┌─ Working data
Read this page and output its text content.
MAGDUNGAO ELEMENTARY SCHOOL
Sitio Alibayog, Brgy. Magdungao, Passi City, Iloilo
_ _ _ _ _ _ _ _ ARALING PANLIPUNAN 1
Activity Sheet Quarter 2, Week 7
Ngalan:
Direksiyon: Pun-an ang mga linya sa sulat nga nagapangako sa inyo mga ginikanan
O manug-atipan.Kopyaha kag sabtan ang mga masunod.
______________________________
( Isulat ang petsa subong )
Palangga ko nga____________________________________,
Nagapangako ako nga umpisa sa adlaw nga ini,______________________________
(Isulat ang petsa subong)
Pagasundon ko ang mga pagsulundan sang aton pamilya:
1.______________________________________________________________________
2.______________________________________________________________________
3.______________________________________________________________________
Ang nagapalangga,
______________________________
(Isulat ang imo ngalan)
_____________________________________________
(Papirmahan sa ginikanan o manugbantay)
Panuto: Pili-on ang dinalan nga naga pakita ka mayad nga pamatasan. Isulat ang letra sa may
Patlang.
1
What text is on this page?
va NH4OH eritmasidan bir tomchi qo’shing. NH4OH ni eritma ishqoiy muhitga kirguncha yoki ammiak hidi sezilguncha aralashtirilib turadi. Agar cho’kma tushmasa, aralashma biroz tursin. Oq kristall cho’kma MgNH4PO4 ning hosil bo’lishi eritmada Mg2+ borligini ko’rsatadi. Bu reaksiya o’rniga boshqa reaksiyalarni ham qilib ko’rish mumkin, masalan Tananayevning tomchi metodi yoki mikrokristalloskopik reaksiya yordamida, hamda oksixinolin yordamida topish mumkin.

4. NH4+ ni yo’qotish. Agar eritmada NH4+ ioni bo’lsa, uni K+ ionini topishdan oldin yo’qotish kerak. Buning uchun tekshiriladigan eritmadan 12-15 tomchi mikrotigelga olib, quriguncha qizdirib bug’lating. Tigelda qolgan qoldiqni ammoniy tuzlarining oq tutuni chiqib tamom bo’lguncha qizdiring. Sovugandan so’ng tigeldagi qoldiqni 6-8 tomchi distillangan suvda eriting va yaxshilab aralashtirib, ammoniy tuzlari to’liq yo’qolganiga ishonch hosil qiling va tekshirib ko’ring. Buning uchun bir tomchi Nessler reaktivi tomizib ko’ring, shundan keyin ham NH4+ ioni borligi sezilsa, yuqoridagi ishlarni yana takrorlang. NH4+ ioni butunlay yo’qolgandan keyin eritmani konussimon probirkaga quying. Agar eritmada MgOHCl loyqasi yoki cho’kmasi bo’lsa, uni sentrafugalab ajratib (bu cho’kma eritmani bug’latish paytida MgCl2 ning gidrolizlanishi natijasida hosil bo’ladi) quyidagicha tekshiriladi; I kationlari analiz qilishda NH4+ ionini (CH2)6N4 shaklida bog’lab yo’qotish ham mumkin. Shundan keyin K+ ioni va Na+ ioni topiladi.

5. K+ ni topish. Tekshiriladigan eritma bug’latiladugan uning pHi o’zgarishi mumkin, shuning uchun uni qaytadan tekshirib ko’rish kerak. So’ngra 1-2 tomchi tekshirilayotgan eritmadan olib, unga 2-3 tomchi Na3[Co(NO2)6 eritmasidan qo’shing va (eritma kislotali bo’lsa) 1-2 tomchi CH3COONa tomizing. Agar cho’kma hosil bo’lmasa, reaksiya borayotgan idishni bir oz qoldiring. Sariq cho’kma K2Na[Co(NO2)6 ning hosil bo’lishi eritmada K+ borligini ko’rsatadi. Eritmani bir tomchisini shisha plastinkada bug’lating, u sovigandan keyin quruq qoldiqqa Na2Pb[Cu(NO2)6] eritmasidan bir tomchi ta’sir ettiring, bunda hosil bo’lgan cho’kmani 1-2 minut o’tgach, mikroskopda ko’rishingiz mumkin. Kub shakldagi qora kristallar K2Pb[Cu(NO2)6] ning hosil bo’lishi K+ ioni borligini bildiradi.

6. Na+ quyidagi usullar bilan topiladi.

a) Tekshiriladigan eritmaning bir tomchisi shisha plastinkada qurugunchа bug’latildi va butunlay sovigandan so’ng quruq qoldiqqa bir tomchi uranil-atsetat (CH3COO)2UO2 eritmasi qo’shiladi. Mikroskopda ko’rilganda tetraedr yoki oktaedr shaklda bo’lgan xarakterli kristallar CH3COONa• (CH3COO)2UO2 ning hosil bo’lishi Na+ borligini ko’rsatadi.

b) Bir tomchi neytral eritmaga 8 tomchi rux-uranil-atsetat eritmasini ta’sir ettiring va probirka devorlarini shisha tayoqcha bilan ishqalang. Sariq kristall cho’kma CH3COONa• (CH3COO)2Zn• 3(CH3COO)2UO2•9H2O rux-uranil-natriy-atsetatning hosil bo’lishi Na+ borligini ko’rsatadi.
└─
» Exercise brief
From the listing above, copy all lines holding the word "uranil".

» Written reply
a) Tekshiriladigan eritmaning bir tomchisi shisha plastinkada qurugunchа bug’latildi va butunlay sovigandan so’ng quruq qoldiqqa bir tomchi uranil-atsetat (CH3COO)2UO2 eritmasi qo’shiladi. Mikroskopda ko’rilganda tetraedr yoki oktaedr shaklda bo’lgan xarakterli kristallar CH3COONa• (CH3COO)2UO2 ning hosil bo’lishi Na+ borligini ko’rsatadi.
b) Bir tomchi neytral eritmaga 8 tomchi rux-uranil-atsetat eritmasini ta’sir ettiring va probirka devorlarini shisha tayoqcha bilan ishqalang. Sariq kristall cho’kma CH3COONa• (CH3COO)2Zn• 3(CH3COO)2UO2•9H2O rux-uranil-natriy-atsetatning hosil bo’lishi Na+ borligini ko’rsatadi.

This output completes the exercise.